What is needed: Please repeat all of the listing exactly.

Data in this exercise:
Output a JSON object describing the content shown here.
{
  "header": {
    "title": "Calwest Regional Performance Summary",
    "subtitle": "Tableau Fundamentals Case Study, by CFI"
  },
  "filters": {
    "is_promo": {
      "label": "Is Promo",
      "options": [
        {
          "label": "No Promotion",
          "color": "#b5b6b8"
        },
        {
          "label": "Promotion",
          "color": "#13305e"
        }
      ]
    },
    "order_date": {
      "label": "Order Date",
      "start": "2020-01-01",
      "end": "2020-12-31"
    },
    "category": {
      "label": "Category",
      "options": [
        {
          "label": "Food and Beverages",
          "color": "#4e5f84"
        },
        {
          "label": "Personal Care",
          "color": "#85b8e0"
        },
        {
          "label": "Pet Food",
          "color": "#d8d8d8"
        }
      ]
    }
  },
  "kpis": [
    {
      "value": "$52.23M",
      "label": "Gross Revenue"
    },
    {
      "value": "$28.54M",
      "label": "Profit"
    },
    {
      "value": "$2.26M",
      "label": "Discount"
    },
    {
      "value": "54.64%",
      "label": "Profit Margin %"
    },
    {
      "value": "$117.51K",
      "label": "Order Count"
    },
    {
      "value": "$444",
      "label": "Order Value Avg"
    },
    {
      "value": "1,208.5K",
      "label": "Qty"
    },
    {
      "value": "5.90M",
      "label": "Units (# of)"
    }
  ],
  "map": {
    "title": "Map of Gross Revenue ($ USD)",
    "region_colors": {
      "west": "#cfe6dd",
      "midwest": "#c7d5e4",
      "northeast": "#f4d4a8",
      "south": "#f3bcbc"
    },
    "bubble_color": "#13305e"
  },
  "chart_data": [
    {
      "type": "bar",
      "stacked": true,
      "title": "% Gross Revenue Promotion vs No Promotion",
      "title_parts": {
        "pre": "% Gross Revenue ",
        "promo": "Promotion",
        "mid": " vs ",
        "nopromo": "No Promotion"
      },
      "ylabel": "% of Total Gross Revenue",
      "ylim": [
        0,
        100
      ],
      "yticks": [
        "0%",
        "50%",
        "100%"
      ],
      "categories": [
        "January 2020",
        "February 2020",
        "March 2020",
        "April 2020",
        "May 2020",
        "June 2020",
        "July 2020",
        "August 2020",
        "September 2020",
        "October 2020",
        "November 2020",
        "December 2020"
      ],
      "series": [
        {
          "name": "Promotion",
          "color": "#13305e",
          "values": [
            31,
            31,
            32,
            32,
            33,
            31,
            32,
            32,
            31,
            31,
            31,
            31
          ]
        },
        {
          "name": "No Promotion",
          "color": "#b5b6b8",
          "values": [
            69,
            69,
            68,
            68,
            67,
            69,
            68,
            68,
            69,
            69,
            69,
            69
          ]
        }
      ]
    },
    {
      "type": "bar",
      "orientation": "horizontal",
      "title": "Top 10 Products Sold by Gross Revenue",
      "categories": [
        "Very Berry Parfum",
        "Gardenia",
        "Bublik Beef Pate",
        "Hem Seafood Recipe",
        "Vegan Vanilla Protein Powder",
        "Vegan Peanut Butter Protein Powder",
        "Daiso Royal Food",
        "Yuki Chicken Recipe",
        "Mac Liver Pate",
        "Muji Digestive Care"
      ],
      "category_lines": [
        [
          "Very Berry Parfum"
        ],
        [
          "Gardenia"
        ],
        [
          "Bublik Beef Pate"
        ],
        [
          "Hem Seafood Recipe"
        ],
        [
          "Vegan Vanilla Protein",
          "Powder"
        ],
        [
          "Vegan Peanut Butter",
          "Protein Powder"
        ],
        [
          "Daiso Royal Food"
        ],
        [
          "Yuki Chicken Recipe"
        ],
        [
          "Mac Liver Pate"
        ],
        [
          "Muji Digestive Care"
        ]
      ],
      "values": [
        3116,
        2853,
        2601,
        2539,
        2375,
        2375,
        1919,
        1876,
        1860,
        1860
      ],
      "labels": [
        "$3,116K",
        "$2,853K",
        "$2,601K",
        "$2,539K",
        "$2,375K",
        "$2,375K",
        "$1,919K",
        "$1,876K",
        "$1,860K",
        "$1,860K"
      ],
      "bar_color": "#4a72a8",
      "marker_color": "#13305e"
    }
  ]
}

Solution to the exercise:
Output a JSON object describing the content shown here.
{
  "header": {
    "title": "Calwest Regional Performance Summary",
    "subtitle": "Tableau Fundamentals Case Study, by CFI"
  },
  "filters": {
    "is_promo": {
      "label": "Is Promo",
      "options": [
        {
          "label": "No Promotion",
          "color": "#b5b6b8"
        },
        {
          "label": "Promotion",
          "color": "#13305e"
        }
      ]
    },
    "order_date": {
      "label": "Order Date",
      "start": "2020-01-01",
      "end": "2020-12-31"
    },
    "category": {
      "label": "Category",
      "options": [
        {
          "label": "Food and Beverages",
          "color": "#4e5f84"
        },
        {
          "label": "Personal Care",
          "color": "#85b8e0"
        },
        {
          "label": "Pet Food",
          "color": "#d8d8d8"
        }
      ]
    }
  },
  "kpis": [
    {
      "value": "$52.23M",
      "label": "Gross Revenue"
    },
    {
      "value": "$28.54M",
      "label": "Profit"
    },
    {
      "value": "$2.26M",
      "label": "Discount"
    },
    {
      "value": "54.64%",
      "label": "Profit Margin %"
    },
    {
      "value": "$117.51K",
      "label": "Order Count"
    },
    {
      "value": "$444",
      "label": "Order Value Avg"
    },
    {
      "value": "1,208.5K",
      "label": "Qty"
    },
    {
      "value": "5.90M",
      "label": "Units (# of)"
    }
  ],
  "map": {
    "title": "Map of Gross Revenue ($ USD)",
    "region_colors": {
      "west": "#cfe6dd",
      "midwest": "#c7d5e4",
      "northeast": "#f4d4a8",
      "south": "#f3bcbc"
    },
    "bubble_color": "#13305e"
  },
  "chart_data": [
    {
      "type": "bar",
      "stacked": true,
      "title": "% Gross Revenue Promotion vs No Promotion",
      "title_parts": {
        "pre": "% Gross Revenue ",
        "promo": "Promotion",
        "mid": " vs ",
        "nopromo": "No Promotion"
      },
      "ylabel": "% of Total Gross Revenue",
      "ylim": [
        0,
        100
      ],
      "yticks": [
        "0%",
        "50%",
        "100%"
      ],
      "categories": [
        "January 2020",
        "February 2020",
        "March 2020",
        "April 2020",
        "May 2020",
        "June 2020",
        "July 2020",
        "August 2020",
        "September 2020",
        "October 2020",
        "November 2020",
        "December 2020"
      ],
      "series": [
        {
          "name": "Promotion",
          "color": "#13305e",
          "values": [
            31,
            31,
            32,
            32,
            33,
            31,
            32,
            32,
            31,
            31,
            31,
            31
          ]
        },
        {
          "name": "No Promotion",
          "color": "#b5b6b8",
          "values": [
            69,
            69,
            68,
            68,
            67,
            69,
            68,
            68,
            69,
            69,
            69,
            69
          ]
        }
      ]
    },
    {
      "type": "bar",
      "orientation": "horizontal",
      "title": "Top 10 Products Sold by Gross Revenue",
      "categories": [
        "Very Berry Parfum",
        "Gardenia",
        "Bublik Beef Pate",
        "Hem Seafood Recipe",
        "Vegan Vanilla Protein Powder",
        "Vegan Peanut Butter Protein Powder",
        "Daiso Royal Food",
        "Yuki Chicken Recipe",
        "Mac Liver Pate",
        "Muji Digestive Care"
      ],
      "category_lines": [
        [
          "Very Berry Parfum"
        ],
        [
          "Gardenia"
        ],
        [
          "Bublik Beef Pate"
        ],
        [
          "Hem Seafood Recipe"
        ],
        [
          "Vegan Vanilla Protein",
          "Powder"
        ],
        [
          "Vegan Peanut Butter",
          "Protein Powder"
        ],
        [
          "Daiso Royal Food"
        ],
        [
          "Yuki Chicken Recipe"
        ],
        [
          "Mac Liver Pate"
        ],
        [
          "Muji Digestive Care"
        ]
      ],
      "values": [
        3116,
        2853,
        2601,
        2539,
        2375,
        2375,
        1919,
        1876,
        1860,
        1860
      ],
      "labels": [
        "$3,116K",
        "$2,853K",
        "$2,601K",
        "$2,539K",
        "$2,375K",
        "$2,375K",
        "$1,919K",
        "$1,876K",
        "$1,860K",
        "$1,860K"
      ],
      "bar_color": "#4a72a8",
      "marker_color": "#13305e"
    }
  ]
}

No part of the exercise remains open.